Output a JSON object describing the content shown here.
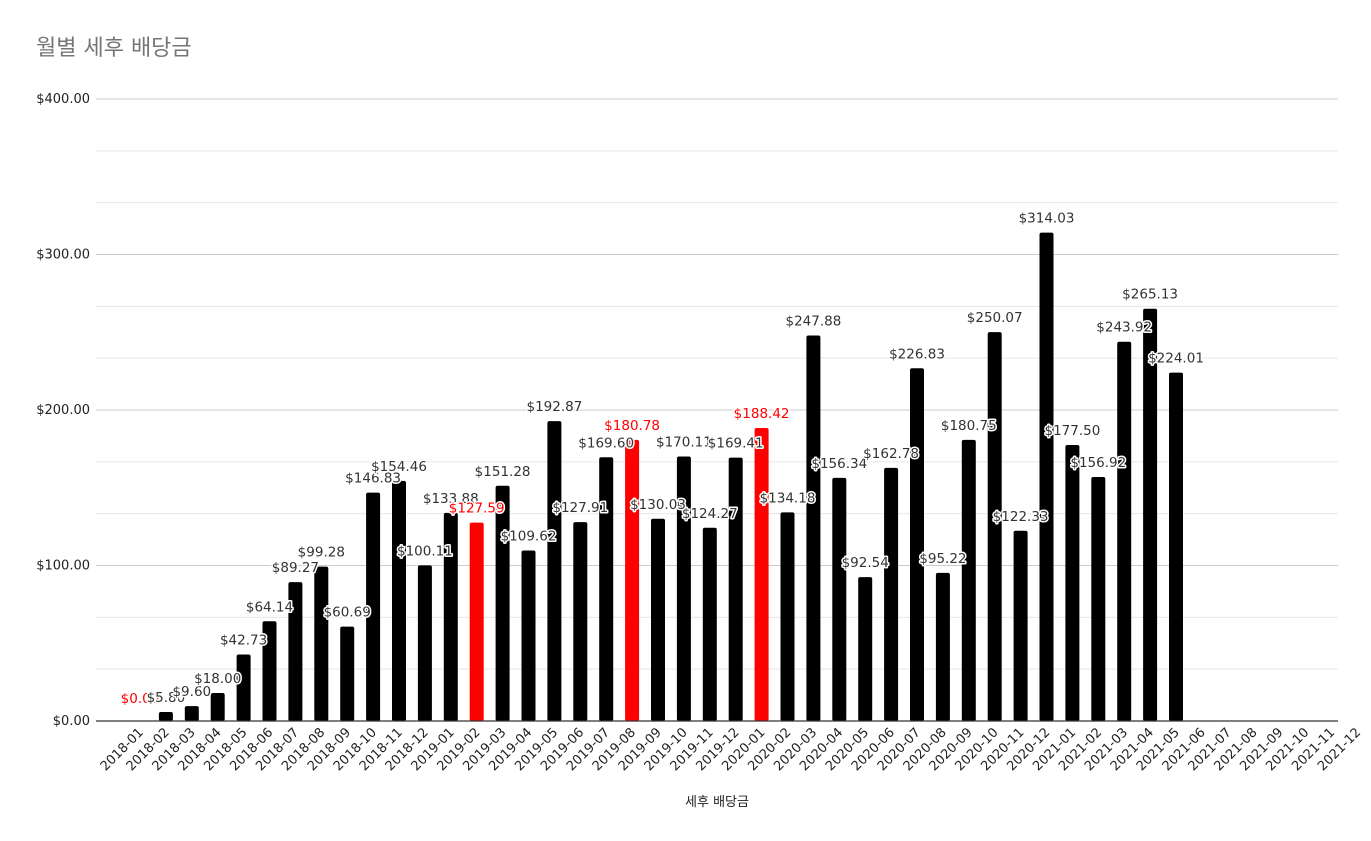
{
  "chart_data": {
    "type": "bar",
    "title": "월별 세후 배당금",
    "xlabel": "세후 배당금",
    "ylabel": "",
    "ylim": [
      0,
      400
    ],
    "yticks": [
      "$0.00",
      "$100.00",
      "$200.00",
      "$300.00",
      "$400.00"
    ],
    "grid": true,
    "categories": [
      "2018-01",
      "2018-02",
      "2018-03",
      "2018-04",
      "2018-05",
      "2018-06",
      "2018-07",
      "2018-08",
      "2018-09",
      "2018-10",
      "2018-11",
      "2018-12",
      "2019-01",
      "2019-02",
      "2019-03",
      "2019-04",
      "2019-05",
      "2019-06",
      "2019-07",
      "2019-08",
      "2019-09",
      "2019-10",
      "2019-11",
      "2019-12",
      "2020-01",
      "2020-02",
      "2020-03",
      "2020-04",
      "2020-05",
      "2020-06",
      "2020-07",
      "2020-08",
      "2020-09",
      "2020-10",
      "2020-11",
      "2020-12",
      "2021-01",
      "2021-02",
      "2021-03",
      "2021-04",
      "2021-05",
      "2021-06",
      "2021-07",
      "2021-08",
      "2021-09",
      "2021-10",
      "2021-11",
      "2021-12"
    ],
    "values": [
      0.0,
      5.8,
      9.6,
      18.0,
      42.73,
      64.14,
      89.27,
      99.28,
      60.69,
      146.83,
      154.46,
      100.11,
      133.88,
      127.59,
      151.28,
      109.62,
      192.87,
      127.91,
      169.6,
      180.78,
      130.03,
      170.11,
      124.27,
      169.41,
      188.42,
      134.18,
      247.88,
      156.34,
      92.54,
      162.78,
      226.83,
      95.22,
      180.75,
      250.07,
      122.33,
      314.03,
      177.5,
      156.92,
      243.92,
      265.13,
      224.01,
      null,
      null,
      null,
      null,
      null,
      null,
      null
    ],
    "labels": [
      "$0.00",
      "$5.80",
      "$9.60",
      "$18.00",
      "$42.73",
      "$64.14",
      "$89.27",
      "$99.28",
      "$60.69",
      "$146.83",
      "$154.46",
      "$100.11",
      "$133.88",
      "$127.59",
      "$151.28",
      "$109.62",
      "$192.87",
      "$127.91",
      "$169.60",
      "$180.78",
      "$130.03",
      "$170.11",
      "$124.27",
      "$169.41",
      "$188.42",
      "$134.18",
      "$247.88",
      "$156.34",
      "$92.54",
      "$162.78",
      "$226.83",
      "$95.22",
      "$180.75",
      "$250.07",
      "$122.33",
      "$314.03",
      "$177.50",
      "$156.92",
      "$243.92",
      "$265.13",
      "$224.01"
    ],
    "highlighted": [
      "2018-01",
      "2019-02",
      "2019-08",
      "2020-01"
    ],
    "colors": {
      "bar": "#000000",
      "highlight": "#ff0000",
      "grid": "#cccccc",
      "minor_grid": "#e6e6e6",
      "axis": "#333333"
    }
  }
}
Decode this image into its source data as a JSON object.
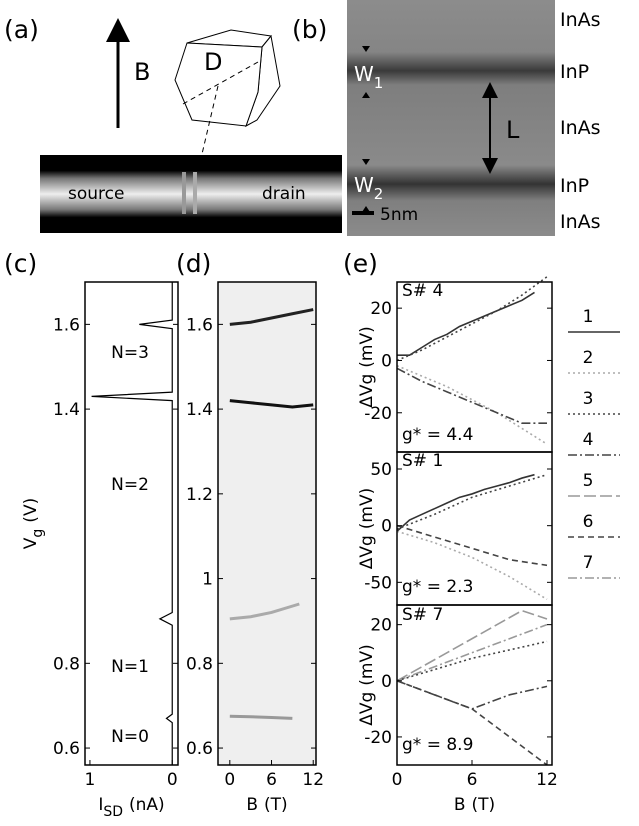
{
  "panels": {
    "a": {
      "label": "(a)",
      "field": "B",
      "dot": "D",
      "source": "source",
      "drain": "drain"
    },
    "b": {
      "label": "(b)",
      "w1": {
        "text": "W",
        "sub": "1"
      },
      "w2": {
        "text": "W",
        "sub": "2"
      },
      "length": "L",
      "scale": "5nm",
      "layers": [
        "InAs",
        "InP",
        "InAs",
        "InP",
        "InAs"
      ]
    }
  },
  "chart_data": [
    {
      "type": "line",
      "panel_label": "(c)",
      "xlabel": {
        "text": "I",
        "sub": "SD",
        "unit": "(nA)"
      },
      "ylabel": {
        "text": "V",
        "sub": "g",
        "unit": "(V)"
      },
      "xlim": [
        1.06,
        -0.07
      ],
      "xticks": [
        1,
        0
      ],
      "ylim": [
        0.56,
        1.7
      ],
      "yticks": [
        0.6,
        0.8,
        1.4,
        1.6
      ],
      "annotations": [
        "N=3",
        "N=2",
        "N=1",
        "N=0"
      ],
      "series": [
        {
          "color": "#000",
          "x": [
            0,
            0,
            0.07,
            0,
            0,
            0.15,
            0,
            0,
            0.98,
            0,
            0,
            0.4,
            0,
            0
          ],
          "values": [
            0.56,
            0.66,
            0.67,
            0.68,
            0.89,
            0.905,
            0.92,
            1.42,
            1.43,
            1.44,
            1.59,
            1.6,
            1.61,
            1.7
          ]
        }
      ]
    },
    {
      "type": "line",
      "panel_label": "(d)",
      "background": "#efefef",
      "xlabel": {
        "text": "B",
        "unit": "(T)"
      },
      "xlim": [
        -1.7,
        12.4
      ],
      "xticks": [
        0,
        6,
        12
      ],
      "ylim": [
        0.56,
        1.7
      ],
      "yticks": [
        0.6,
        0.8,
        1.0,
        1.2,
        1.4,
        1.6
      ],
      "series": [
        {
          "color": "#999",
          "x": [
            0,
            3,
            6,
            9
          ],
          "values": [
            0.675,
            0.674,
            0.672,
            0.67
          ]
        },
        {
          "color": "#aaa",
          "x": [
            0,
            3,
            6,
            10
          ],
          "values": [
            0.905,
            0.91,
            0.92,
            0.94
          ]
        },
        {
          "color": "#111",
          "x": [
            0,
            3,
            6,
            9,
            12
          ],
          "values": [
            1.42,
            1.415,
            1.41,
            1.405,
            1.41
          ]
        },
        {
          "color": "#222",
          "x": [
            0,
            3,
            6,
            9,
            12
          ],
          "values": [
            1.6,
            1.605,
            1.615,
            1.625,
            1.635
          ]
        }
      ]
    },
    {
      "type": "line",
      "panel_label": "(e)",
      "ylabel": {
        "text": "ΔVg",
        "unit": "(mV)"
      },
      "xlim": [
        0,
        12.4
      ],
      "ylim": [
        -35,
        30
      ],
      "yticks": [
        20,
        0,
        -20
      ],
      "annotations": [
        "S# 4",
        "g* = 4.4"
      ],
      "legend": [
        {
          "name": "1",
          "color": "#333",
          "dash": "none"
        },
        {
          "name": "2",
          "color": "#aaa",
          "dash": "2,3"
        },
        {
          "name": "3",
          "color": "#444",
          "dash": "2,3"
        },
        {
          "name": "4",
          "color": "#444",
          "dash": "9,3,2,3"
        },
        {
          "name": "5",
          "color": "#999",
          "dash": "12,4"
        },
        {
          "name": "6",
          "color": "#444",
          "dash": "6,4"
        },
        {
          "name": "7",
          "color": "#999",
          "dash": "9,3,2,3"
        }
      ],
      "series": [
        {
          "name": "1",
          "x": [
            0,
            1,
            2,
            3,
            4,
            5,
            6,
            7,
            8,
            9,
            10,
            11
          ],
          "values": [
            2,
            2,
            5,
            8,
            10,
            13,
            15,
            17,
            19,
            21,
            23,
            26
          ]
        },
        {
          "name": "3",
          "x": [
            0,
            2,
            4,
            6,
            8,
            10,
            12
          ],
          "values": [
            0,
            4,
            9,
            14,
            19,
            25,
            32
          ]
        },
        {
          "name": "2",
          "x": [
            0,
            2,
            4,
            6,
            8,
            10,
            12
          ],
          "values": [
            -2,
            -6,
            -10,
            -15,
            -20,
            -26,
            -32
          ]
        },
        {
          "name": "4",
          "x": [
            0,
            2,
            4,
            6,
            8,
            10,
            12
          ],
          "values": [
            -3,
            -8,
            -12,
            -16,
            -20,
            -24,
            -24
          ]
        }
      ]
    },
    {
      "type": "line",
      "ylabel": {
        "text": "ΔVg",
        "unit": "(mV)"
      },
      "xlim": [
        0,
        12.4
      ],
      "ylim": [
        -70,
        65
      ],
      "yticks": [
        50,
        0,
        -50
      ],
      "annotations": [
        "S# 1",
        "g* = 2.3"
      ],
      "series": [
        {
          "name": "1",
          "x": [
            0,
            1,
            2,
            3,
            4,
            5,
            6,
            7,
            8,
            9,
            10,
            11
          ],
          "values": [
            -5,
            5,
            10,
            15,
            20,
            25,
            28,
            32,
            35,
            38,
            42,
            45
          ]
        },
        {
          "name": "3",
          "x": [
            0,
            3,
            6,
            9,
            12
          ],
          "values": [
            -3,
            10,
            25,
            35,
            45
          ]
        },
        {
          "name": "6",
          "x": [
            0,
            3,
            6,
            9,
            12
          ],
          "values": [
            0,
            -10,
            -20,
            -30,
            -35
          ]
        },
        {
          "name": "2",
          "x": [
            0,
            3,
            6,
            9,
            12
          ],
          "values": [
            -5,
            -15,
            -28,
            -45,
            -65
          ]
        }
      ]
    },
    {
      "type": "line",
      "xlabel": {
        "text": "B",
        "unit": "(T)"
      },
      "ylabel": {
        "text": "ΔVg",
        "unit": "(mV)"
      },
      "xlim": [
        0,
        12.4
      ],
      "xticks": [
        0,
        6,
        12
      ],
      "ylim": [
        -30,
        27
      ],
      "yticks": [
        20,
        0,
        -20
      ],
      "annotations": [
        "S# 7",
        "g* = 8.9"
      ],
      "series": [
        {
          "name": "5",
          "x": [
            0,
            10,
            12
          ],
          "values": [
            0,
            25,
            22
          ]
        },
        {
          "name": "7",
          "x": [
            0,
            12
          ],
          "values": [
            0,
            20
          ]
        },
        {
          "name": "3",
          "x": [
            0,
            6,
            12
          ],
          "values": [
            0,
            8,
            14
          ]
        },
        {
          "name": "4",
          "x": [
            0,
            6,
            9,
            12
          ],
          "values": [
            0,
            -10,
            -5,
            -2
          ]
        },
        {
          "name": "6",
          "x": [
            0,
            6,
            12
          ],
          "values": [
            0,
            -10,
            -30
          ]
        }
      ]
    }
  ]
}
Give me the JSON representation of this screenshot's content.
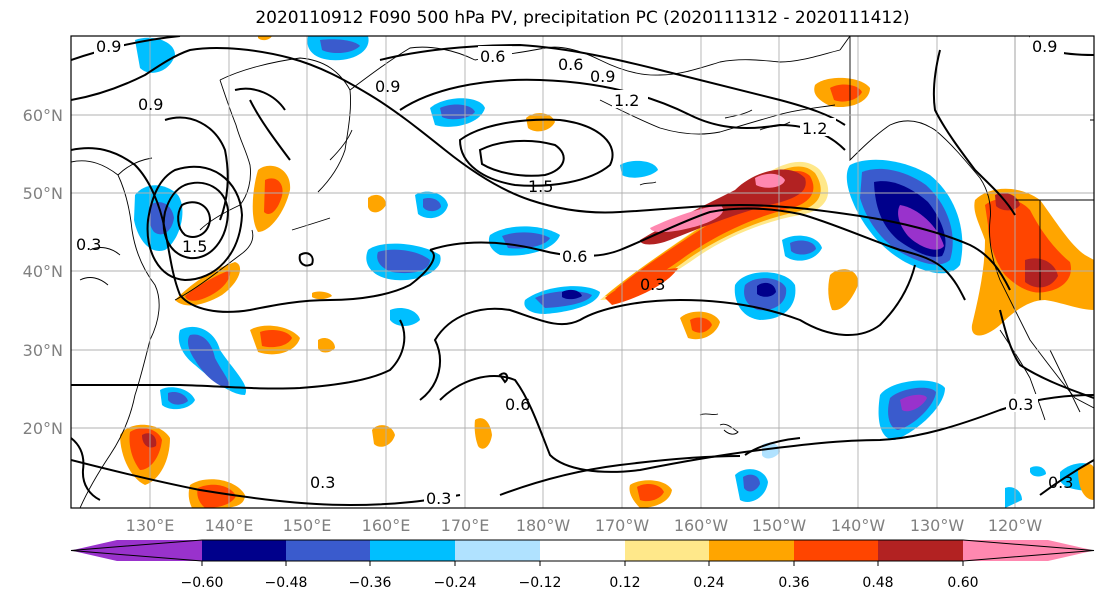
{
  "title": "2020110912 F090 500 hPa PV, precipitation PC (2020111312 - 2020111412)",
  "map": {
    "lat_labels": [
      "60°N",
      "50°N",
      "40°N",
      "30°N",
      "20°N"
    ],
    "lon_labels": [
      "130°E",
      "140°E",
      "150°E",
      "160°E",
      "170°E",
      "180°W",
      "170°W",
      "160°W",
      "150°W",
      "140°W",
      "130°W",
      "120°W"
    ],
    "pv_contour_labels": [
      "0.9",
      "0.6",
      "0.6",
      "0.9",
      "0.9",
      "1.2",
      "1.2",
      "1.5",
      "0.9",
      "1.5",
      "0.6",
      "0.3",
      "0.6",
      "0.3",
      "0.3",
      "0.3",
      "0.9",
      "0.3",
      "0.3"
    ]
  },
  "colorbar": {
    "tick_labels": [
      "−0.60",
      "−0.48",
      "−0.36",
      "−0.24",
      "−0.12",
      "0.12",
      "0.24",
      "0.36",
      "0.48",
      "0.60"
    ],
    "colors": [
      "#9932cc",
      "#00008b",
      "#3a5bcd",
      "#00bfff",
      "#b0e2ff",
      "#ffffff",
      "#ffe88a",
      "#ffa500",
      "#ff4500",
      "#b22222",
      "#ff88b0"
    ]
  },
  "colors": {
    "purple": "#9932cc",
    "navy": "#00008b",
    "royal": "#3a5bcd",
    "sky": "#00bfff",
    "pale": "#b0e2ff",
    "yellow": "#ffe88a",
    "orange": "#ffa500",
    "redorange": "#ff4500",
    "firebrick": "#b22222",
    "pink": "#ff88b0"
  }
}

=====

### Required task
Search the data for the string "content" and copy each line where it appears.

### Exercise answer
Output a JSON object describing the content shown here.
Give me the JSON representation of this screenshot's content.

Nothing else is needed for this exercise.